(Records from a collection)
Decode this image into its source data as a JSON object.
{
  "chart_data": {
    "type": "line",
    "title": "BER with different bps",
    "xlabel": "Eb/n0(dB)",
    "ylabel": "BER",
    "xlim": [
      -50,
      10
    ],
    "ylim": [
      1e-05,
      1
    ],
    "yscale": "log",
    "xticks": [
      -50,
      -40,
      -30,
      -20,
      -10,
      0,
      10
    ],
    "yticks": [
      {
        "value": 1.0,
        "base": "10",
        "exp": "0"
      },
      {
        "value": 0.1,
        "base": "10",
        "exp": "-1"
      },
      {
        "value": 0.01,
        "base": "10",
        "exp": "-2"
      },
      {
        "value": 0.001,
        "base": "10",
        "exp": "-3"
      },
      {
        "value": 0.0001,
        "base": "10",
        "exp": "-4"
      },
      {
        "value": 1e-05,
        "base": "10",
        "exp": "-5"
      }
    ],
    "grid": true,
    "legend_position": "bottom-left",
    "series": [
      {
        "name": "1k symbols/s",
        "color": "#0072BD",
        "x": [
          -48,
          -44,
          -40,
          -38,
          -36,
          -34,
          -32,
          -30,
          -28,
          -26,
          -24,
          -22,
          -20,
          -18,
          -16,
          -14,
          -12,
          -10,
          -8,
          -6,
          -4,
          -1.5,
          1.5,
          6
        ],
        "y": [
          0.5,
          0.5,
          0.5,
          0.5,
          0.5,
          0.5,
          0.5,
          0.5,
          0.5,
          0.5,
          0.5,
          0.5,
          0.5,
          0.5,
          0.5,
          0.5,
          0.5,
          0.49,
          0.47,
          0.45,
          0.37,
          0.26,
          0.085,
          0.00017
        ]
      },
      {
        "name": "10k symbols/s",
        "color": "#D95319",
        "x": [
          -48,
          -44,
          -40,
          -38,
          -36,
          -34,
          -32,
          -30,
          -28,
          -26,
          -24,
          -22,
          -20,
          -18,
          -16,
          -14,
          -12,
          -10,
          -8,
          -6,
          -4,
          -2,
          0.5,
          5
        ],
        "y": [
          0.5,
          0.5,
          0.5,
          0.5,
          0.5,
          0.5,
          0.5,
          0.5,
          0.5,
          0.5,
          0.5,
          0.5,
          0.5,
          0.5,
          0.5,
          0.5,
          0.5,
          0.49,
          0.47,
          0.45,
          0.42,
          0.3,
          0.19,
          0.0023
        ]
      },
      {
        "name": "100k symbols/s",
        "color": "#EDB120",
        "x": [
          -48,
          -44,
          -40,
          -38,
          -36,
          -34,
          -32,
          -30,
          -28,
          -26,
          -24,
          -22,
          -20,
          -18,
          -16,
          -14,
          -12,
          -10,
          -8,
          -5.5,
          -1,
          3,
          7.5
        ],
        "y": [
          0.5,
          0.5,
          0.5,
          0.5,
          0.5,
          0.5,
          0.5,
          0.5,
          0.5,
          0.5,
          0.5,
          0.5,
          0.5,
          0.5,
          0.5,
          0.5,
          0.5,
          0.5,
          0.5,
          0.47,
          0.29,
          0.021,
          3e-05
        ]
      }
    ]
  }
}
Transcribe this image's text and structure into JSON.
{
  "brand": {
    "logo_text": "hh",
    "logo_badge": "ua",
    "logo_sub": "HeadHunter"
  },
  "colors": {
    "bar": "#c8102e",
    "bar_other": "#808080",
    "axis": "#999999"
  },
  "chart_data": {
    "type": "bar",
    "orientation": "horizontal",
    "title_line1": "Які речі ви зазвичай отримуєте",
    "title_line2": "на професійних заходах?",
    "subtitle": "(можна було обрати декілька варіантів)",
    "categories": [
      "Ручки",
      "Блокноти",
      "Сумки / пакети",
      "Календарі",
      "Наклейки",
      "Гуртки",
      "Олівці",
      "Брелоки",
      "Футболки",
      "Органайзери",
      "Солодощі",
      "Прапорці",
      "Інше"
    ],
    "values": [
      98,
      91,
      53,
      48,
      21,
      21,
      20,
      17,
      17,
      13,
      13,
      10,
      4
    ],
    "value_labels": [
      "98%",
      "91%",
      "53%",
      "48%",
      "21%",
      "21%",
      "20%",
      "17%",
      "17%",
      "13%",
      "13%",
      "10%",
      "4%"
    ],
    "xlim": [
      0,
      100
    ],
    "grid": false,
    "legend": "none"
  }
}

Goal: Tally the lines of the preceding listing in which the word "symbols" appears; state nothing but the total.

Solved exercise: 3